Dataset extract:
start

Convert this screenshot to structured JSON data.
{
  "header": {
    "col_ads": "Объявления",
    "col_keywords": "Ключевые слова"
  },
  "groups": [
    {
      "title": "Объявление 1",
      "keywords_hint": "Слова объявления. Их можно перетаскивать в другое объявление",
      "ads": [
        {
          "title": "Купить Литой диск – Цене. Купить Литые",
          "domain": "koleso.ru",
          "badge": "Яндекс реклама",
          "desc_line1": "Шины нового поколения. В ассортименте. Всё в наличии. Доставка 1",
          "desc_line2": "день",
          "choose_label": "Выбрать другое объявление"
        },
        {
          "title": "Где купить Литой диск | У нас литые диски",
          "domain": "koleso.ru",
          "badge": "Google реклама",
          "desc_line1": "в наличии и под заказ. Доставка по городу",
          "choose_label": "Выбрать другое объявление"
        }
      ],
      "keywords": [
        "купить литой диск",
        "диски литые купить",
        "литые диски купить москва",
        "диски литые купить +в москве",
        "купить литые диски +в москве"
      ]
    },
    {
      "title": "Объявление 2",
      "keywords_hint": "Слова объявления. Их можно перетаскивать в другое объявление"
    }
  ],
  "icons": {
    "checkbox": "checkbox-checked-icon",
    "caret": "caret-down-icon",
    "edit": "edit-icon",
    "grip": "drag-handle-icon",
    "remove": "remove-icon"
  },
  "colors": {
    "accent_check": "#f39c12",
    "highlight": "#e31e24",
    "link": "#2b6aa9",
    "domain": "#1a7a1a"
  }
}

end

Problem to solve: From the entries above, extract every line where the word "Доставка" appears.

Solution to the problem:
          "desc_line1": "Шины нового поколения. В ассортименте. Всё в наличии. Доставка 1",
          "desc_line1": "в наличии и под заказ. Доставка по городу",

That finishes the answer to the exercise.